RNA Nucleotides and Nucleosides

Analysis of RNA at the monomer level has typically been performed by electrospray ionization liquid chromatography-tandem mass spectrometry (ESI LC-MS/MS) of nucleosides (dephosphorylated) or nucleotides (phosphorylated). While nucleotides can provide slightly more information due to uncommon modifications such as cyclizations, methylations, and the presence of multiple phosphate groups between sugars, analyzing nucleosides is simpler in terms of both LC and MS. When studying these molecules, the phosphorylation state, LC, and MS methodology must be considered interdependently.

For nucleotide analysis, LC is typically performed with the use of ion-pairing agent chromatography or of hydrophilic interaction chromatography (HILIC)54,55. Using ion-pairing agents allows these phosphorylated molecules to be bound to commonly used C18 resin in a reverse-phase chromatographic approach; however, ion-pairing agents can linger in LCs lines, suppress ionization at the MS source, and contaminate the interior of the MS56-58. A common alternative approach, HILIC, uses hydrophilic stationary phases and ammonium acetate as opposed to C18 and ion-pairing agents, which is less disruptive to ionization, fragmentation, and instrumentation59. Because HILIC chromatography depends on hydrophilicity, which is not highly variable between nucleotides largely due to the presence of the phosphate group, separation of analytes is not as robust as it is with reverse-phase approaches60. However, because the analytes elute at high concentrations of acetonitrile, ionization is more efficient and MS sensitivity can be superior.

+++++

▶ What to do
Write the next part of the passage on RNA nucleotide and nucleoside analysis, starting after its last sentence.

+++++

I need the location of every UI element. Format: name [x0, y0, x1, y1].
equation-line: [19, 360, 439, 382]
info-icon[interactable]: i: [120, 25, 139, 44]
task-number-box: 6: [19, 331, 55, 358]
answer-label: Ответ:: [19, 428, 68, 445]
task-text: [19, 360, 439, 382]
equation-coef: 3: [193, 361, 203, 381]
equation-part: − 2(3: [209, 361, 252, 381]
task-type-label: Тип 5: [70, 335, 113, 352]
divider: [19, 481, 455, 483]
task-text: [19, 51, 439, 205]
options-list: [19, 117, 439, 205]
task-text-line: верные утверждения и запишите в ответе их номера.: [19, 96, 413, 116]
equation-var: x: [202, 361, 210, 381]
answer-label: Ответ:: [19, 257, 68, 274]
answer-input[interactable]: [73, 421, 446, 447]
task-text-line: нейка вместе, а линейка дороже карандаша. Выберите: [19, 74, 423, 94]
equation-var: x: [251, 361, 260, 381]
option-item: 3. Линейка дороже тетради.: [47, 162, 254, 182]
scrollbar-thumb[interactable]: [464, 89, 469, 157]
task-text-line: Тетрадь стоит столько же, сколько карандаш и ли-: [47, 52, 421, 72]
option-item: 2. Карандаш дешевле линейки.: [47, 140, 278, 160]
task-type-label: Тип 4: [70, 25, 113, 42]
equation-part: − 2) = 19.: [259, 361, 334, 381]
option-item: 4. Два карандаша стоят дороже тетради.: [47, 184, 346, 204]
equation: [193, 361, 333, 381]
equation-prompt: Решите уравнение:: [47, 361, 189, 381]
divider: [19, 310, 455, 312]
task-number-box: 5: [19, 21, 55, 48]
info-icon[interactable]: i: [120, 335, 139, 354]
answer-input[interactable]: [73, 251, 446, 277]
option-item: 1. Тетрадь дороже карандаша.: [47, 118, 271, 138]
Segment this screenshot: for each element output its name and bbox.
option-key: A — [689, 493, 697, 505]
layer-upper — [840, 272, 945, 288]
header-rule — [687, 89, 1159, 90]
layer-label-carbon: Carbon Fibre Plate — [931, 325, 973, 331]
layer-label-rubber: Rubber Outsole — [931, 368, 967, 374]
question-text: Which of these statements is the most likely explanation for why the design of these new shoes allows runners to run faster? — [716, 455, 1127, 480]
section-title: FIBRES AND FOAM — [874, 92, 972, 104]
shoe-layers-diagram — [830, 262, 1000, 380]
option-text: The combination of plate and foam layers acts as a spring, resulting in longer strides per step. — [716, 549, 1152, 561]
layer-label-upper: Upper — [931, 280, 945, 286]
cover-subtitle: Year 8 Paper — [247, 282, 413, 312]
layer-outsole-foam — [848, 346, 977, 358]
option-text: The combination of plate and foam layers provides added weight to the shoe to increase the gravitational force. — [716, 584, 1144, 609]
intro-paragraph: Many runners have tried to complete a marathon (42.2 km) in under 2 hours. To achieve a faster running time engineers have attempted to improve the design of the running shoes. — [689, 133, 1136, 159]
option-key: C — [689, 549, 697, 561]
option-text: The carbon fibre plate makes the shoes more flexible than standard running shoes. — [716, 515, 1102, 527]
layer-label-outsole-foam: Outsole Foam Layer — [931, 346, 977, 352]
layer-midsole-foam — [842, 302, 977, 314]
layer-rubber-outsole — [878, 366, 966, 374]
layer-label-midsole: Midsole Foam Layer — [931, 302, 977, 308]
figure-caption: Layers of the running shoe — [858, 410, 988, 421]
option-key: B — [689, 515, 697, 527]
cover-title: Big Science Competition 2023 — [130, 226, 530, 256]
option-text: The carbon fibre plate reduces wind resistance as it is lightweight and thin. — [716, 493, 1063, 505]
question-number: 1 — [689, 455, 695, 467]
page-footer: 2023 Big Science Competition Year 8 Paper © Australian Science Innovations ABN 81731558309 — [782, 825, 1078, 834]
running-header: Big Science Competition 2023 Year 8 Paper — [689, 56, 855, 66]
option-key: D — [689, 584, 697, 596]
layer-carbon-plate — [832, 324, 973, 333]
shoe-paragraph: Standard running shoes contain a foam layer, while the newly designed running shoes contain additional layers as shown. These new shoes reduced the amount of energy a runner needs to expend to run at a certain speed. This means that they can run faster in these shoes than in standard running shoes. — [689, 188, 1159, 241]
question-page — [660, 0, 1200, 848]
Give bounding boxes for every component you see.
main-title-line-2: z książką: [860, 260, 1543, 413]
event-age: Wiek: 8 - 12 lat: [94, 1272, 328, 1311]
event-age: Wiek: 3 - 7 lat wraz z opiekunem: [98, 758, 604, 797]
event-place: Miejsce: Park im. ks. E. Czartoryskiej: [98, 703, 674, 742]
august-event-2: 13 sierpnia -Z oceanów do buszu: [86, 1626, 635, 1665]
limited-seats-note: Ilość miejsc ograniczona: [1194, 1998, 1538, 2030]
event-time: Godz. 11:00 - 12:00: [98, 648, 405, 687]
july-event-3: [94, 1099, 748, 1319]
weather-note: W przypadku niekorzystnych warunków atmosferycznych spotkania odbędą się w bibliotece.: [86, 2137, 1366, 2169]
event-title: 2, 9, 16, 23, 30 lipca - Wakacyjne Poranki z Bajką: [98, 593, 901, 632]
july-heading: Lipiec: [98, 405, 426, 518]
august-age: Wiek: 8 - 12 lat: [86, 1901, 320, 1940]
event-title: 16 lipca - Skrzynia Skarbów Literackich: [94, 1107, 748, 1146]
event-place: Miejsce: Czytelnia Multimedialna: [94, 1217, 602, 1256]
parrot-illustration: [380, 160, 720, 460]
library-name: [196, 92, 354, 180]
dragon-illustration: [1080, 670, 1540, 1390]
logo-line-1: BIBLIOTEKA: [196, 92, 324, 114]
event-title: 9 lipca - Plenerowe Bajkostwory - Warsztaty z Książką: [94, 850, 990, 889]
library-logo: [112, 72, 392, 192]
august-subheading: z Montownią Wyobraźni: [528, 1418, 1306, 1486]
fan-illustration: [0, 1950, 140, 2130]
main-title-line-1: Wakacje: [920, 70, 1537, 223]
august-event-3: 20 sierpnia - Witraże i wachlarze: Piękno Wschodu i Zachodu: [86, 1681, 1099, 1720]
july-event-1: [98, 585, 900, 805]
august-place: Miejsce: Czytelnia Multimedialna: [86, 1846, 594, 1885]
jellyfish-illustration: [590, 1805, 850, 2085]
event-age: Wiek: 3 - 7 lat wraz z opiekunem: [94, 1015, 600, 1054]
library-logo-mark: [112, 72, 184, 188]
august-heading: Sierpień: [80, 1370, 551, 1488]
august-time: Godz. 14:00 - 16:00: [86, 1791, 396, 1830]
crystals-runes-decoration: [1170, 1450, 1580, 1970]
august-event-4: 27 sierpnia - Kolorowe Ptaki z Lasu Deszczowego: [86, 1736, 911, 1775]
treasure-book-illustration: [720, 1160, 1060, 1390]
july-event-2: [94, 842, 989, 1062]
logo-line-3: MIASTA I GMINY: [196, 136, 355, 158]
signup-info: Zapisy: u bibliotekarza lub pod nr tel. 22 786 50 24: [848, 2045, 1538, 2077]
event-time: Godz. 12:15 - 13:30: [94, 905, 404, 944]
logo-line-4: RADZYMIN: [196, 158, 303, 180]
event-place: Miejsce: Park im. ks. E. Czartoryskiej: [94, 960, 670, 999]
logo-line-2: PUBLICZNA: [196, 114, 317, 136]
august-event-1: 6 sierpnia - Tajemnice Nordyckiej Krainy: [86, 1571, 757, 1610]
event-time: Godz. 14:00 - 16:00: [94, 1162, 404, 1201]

+++++

▶ Result below
Analyzing RNA at the nucleoside level is a more popular approach that typically employs reverse-phase chromatography. This is most often performed with ammonium acetate buffers and C18 stationary phase but the use of formic acid buffers with alternative or additional stationary phases is gaining in popularity61. This approach was presented by the McCloskey lab in 1990 and prominently used by McCloskey’s and Limbach’s groups from the 1990s onward, and remains popular due its simplicity, reproducibility, and efficacy of analyte separation62,63. While this methodology is effective, there remains room for improvement. For example, development of advanced techniques with improved analyte separation using formic acid buffers, which increase sensitivity and are the same as those used for conventional proteomics, would increase adoption of nucleoside analysis in MS labs.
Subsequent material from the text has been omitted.